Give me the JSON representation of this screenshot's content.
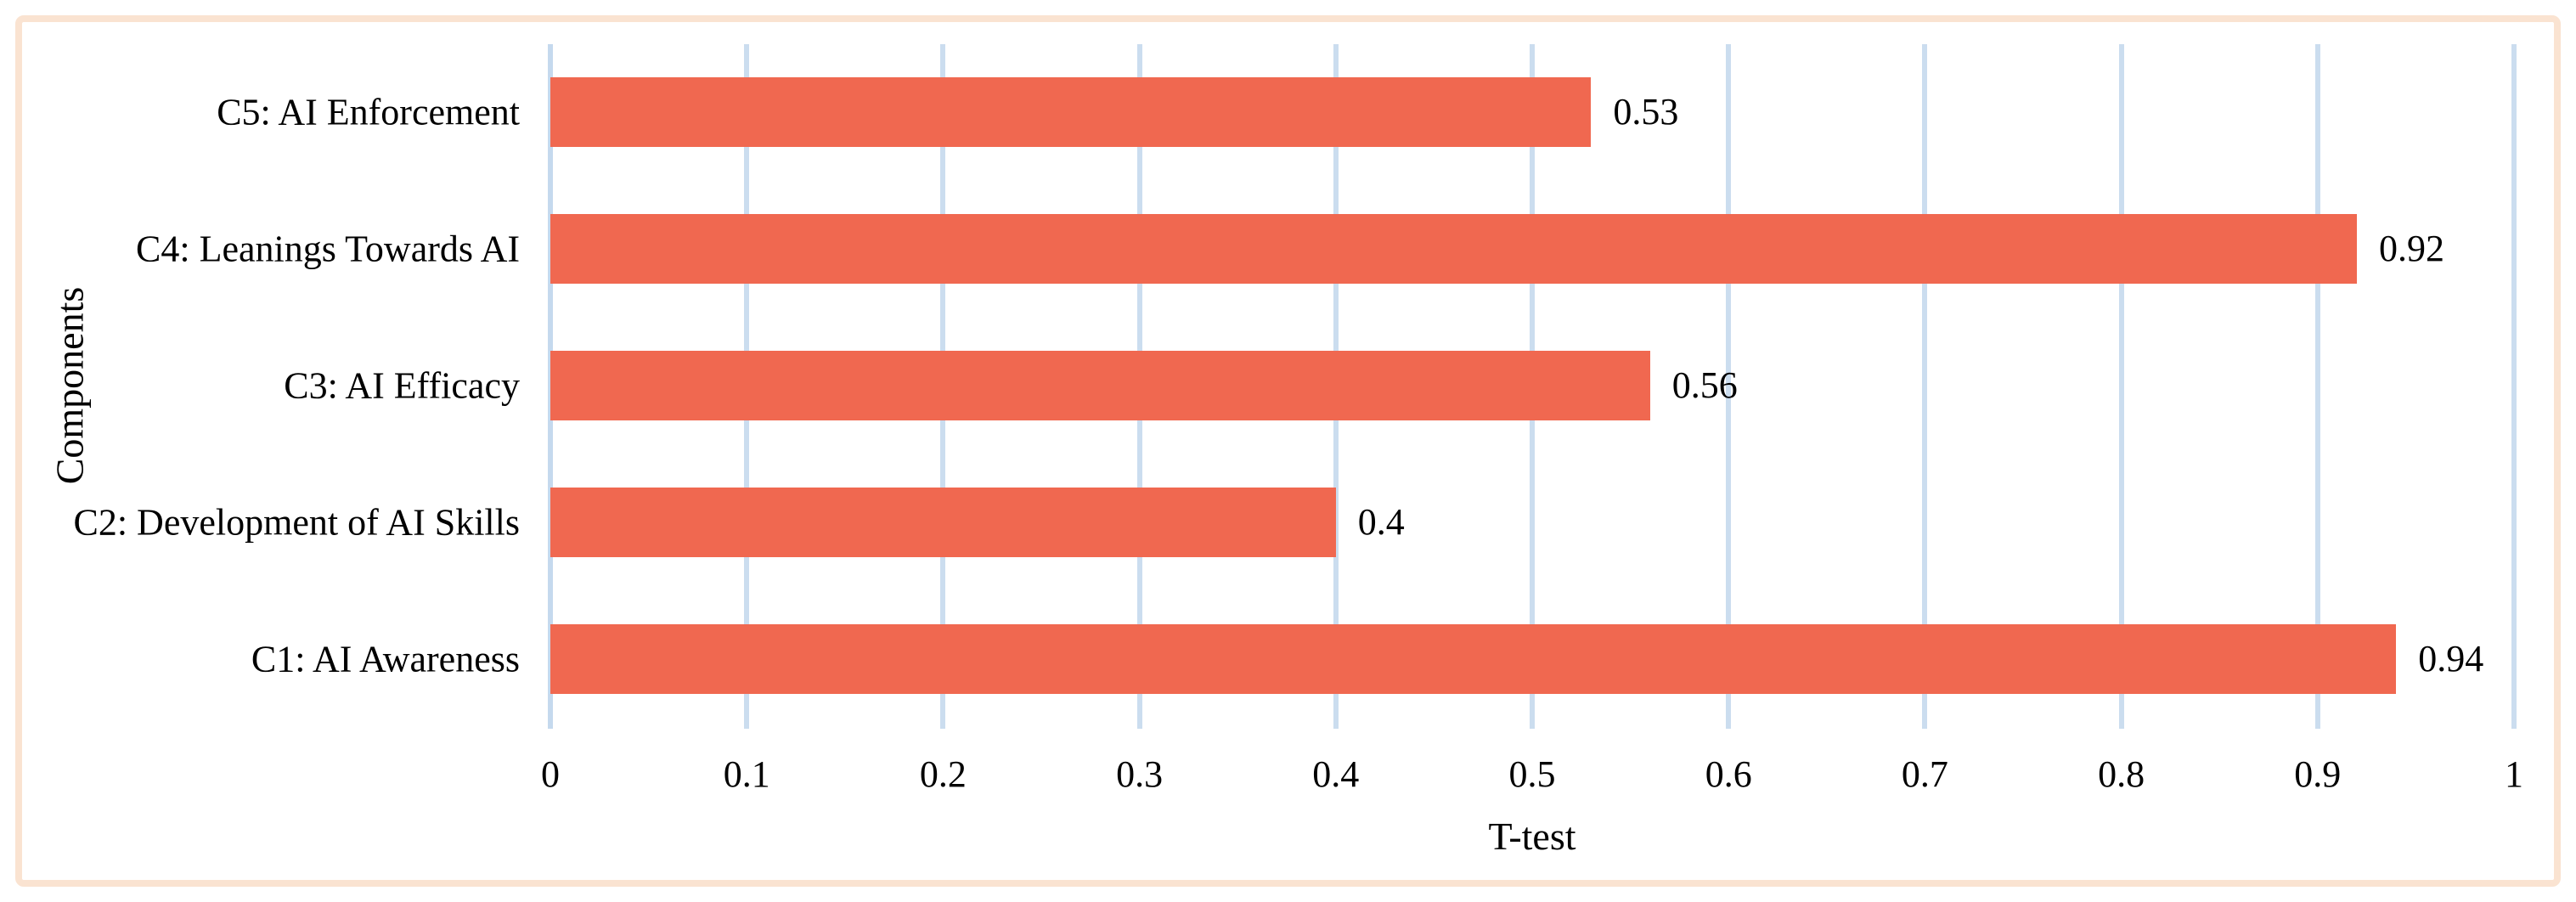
{
  "chart_data": {
    "type": "bar",
    "orientation": "horizontal",
    "title": "",
    "xlabel": "T-test",
    "ylabel": "Components",
    "row_order": "top_to_bottom",
    "categories": [
      "C5: AI Enforcement",
      "C4: Leanings Towards AI",
      "C3: AI Efficacy",
      "C2: Development of AI Skills",
      "C1: AI Awareness"
    ],
    "values": [
      0.53,
      0.92,
      0.56,
      0.4,
      0.94
    ],
    "data_labels": [
      "0.53",
      "0.92",
      "0.56",
      "0.4",
      "0.94"
    ],
    "xlim": [
      0,
      1
    ],
    "xtick_labels": [
      "0",
      "0.1",
      "0.2",
      "0.3",
      "0.4",
      "0.5",
      "0.6",
      "0.7",
      "0.8",
      "0.9",
      "1"
    ],
    "grid": "vertical-major-gridlines",
    "legend": "none",
    "colors": {
      "bar": "#F06850",
      "gridline": "#CBDDEF",
      "frame_border": "#FAE3D1",
      "text": "#000000",
      "background": "#FFFFFF"
    }
  }
}
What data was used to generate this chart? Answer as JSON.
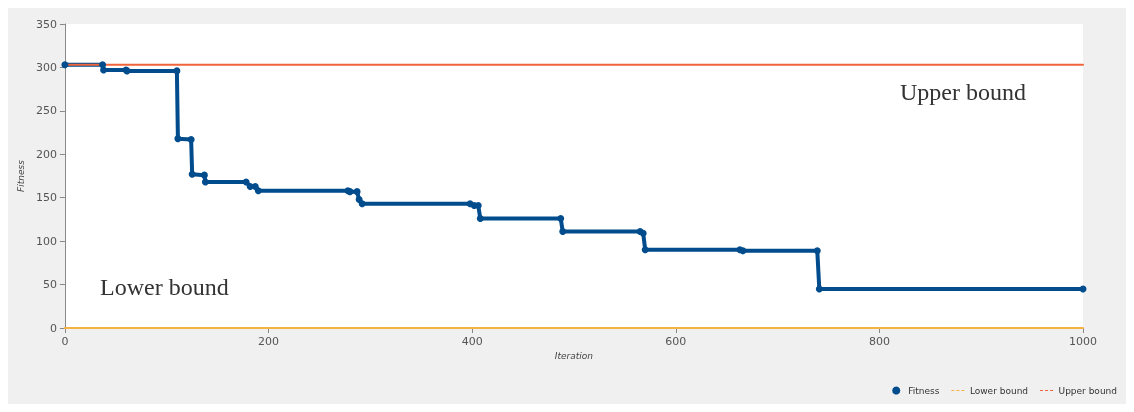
{
  "chart_data": {
    "type": "line",
    "xlabel": "Iteration",
    "ylabel": "Fitness",
    "xlim": [
      0,
      1000
    ],
    "xticks": [
      0,
      200,
      400,
      600,
      800,
      1000
    ],
    "ylim": [
      0,
      350
    ],
    "yticks": [
      0,
      50,
      100,
      150,
      200,
      250,
      300,
      350
    ],
    "grid": false,
    "legend": "bottom right",
    "marker": "circle",
    "series": [
      {
        "name": "Fitness",
        "color": "#004c8c",
        "x": [
          0,
          37,
          38,
          60,
          61,
          110,
          111,
          124,
          125,
          137,
          138,
          178,
          182,
          187,
          190,
          278,
          280,
          287,
          289,
          292,
          398,
          402,
          406,
          408,
          487,
          489,
          565,
          568,
          570,
          663,
          666,
          739,
          741,
          1000
        ],
        "values": [
          303,
          303,
          297,
          297,
          296,
          296,
          218,
          217,
          177,
          176,
          168,
          168,
          163,
          163,
          158,
          158,
          157,
          157,
          148,
          143,
          143,
          141,
          141,
          126,
          126,
          111,
          111,
          109,
          90,
          90,
          89,
          89,
          45,
          45
        ]
      },
      {
        "name": "Lower bound",
        "color": "#f5b342",
        "type": "line",
        "marker": "none",
        "x": [
          0,
          1000
        ],
        "values": [
          0,
          0
        ]
      },
      {
        "name": "Upper bound",
        "color": "#f0643c",
        "type": "line",
        "marker": "none",
        "x": [
          0,
          1000
        ],
        "values": [
          303,
          303
        ]
      }
    ],
    "annotations": [
      "Upper bound",
      "Lower bound"
    ]
  }
}
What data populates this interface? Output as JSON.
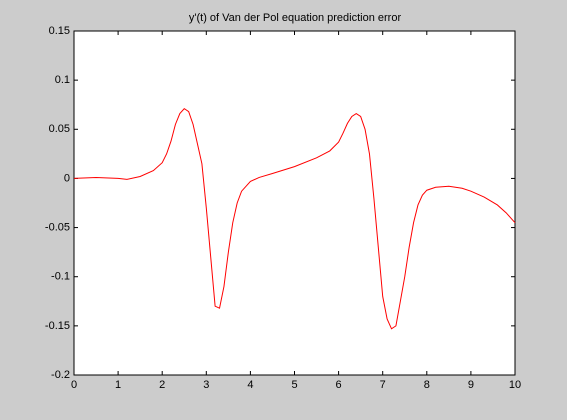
{
  "chart_data": {
    "type": "line",
    "title": "y'(t) of Van der Pol equation prediction error",
    "x": [
      0,
      0.5,
      1,
      1.2,
      1.5,
      1.8,
      2,
      2.1,
      2.2,
      2.3,
      2.4,
      2.5,
      2.6,
      2.7,
      2.8,
      2.9,
      3,
      3.1,
      3.2,
      3.3,
      3.4,
      3.5,
      3.6,
      3.7,
      3.8,
      4,
      4.2,
      4.5,
      5,
      5.5,
      5.8,
      6,
      6.1,
      6.2,
      6.3,
      6.4,
      6.5,
      6.6,
      6.7,
      6.8,
      6.9,
      7,
      7.1,
      7.2,
      7.3,
      7.4,
      7.5,
      7.6,
      7.7,
      7.8,
      7.9,
      8,
      8.2,
      8.5,
      8.8,
      9,
      9.3,
      9.6,
      9.8,
      10
    ],
    "values": [
      0,
      0.001,
      0,
      -0.001,
      0.002,
      0.008,
      0.016,
      0.025,
      0.038,
      0.055,
      0.066,
      0.071,
      0.068,
      0.055,
      0.035,
      0.015,
      -0.03,
      -0.08,
      -0.13,
      -0.132,
      -0.11,
      -0.075,
      -0.045,
      -0.025,
      -0.013,
      -0.003,
      0.001,
      0.005,
      0.012,
      0.021,
      0.028,
      0.037,
      0.046,
      0.056,
      0.063,
      0.066,
      0.063,
      0.05,
      0.025,
      -0.02,
      -0.07,
      -0.12,
      -0.143,
      -0.153,
      -0.15,
      -0.125,
      -0.1,
      -0.07,
      -0.045,
      -0.027,
      -0.017,
      -0.012,
      -0.009,
      -0.008,
      -0.01,
      -0.013,
      -0.019,
      -0.027,
      -0.035,
      -0.045
    ],
    "color": "#ff0000",
    "xlim": [
      0,
      10
    ],
    "xticks": [
      0,
      1,
      2,
      3,
      4,
      5,
      6,
      7,
      8,
      9,
      10
    ],
    "ylim": [
      -0.2,
      0.15
    ],
    "yticks": [
      -0.2,
      -0.15,
      -0.1,
      -0.05,
      0,
      0.05,
      0.1,
      0.15
    ],
    "grid": false
  }
}
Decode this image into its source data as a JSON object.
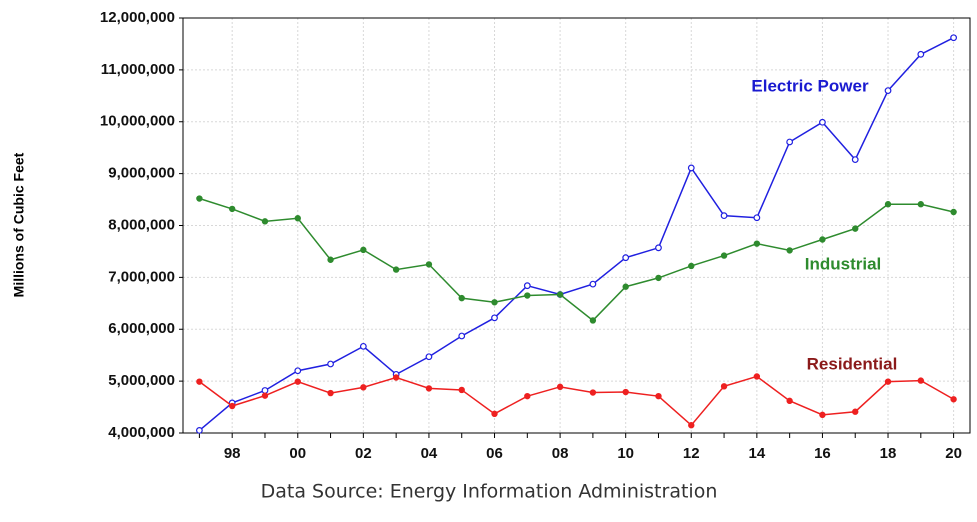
{
  "chart_data": {
    "type": "line",
    "y_label": "Millions of Cubic Feet",
    "source": "Data Source:  Energy Information Administration",
    "categories": [
      null,
      "98",
      null,
      "00",
      null,
      "02",
      null,
      "04",
      null,
      "06",
      null,
      "08",
      null,
      "10",
      null,
      "12",
      null,
      "14",
      null,
      "16",
      null,
      "18",
      null,
      "20"
    ],
    "series": [
      {
        "name": "Electric Power",
        "color": "#2020e0",
        "label_color": "#1a1ad0",
        "marker": "open",
        "values": [
          4050000,
          4580000,
          4820000,
          5200000,
          5330000,
          5670000,
          5130000,
          5470000,
          5870000,
          6220000,
          6840000,
          6670000,
          6870000,
          7380000,
          7570000,
          9110000,
          8190000,
          8150000,
          9610000,
          9990000,
          9270000,
          10600000,
          11300000,
          11620000
        ]
      },
      {
        "name": "Industrial",
        "color": "#2e8b2e",
        "label_color": "#2e8b2e",
        "marker": "filled",
        "values": [
          8520000,
          8320000,
          8080000,
          8140000,
          7340000,
          7530000,
          7150000,
          7250000,
          6600000,
          6520000,
          6650000,
          6670000,
          6170000,
          6820000,
          6990000,
          7220000,
          7420000,
          7650000,
          7520000,
          7730000,
          7940000,
          8410000,
          8410000,
          8260000
        ]
      },
      {
        "name": "Residential",
        "color": "#ee2020",
        "label_color": "#8b1a1a",
        "marker": "filled",
        "values": [
          4990000,
          4520000,
          4720000,
          4990000,
          4770000,
          4880000,
          5070000,
          4860000,
          4830000,
          4370000,
          4710000,
          4890000,
          4780000,
          4790000,
          4710000,
          4150000,
          4900000,
          5090000,
          4620000,
          4350000,
          4410000,
          4990000,
          5010000,
          4650000
        ]
      }
    ],
    "ylim": [
      4000000,
      12000000
    ],
    "yticks": [
      {
        "value": 4000000,
        "label": "4,000,000"
      },
      {
        "value": 5000000,
        "label": "5,000,000"
      },
      {
        "value": 6000000,
        "label": "6,000,000"
      },
      {
        "value": 7000000,
        "label": "7,000,000"
      },
      {
        "value": 8000000,
        "label": "8,000,000"
      },
      {
        "value": 9000000,
        "label": "9,000,000"
      },
      {
        "value": 10000000,
        "label": "10,000,000"
      },
      {
        "value": 11000000,
        "label": "11,000,000"
      },
      {
        "value": 12000000,
        "label": "12,000,000"
      }
    ],
    "grid": true
  }
}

To be done:
Show every line in the records above that contains the word "source".

The reply:
Decode this image into its source data as a JSON object.
    "source": "Data Source:  Energy Information Administration",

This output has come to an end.